> **PROBLEM TO WORK ON**:
Below are the records; collect from them each line containing the string "Grafen".

Items from a data source:

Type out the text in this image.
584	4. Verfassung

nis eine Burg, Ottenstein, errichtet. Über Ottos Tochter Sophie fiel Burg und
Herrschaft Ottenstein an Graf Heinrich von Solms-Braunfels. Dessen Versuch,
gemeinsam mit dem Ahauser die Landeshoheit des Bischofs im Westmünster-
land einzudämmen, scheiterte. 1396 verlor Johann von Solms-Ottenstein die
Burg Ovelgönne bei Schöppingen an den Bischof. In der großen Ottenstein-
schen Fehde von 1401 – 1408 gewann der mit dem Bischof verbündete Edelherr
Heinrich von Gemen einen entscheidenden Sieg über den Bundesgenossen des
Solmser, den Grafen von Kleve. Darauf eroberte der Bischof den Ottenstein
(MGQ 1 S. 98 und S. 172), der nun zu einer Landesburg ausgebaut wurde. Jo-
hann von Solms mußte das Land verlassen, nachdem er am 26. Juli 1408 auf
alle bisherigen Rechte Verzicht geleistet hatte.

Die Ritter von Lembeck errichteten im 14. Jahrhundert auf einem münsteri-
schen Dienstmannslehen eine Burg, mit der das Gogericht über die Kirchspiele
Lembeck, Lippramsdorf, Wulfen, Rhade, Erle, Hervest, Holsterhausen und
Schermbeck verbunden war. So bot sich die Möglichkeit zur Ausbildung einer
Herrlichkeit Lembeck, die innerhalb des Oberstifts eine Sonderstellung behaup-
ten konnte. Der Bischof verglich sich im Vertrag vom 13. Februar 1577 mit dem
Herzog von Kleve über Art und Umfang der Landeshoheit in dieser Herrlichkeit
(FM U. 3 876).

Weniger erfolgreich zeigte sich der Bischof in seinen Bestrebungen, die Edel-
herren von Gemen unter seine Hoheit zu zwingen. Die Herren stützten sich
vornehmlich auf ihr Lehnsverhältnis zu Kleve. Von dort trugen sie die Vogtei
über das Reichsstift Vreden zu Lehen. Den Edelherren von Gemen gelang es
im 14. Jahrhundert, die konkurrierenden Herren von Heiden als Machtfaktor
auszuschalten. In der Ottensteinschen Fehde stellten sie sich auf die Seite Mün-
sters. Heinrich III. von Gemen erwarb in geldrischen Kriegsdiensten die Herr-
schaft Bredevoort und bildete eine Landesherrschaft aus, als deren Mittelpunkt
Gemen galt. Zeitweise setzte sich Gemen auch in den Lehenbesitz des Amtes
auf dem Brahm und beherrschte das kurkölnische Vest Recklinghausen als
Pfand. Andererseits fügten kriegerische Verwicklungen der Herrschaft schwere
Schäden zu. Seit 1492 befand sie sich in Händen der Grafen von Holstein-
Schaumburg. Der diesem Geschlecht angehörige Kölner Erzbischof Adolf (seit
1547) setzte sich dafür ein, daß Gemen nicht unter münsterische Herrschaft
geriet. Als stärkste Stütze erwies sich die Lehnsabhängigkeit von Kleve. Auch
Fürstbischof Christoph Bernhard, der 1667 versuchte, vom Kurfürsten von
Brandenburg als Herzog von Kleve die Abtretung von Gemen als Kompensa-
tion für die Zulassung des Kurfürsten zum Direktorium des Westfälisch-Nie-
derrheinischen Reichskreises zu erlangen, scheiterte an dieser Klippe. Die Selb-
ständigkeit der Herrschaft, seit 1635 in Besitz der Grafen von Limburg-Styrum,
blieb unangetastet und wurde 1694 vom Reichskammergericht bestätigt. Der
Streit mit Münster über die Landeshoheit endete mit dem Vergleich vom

> **EXERCISE RESPONSE**:
Solmser, den Grafen von Kleve. Darauf eroberte der Bischof den Ottenstein
Schäden zu. Seit 1492 befand sie sich in Händen der Grafen von Holstein-
ständigkeit der Herrschaft, seit 1635 in Besitz der Grafen von Limburg-Styrum,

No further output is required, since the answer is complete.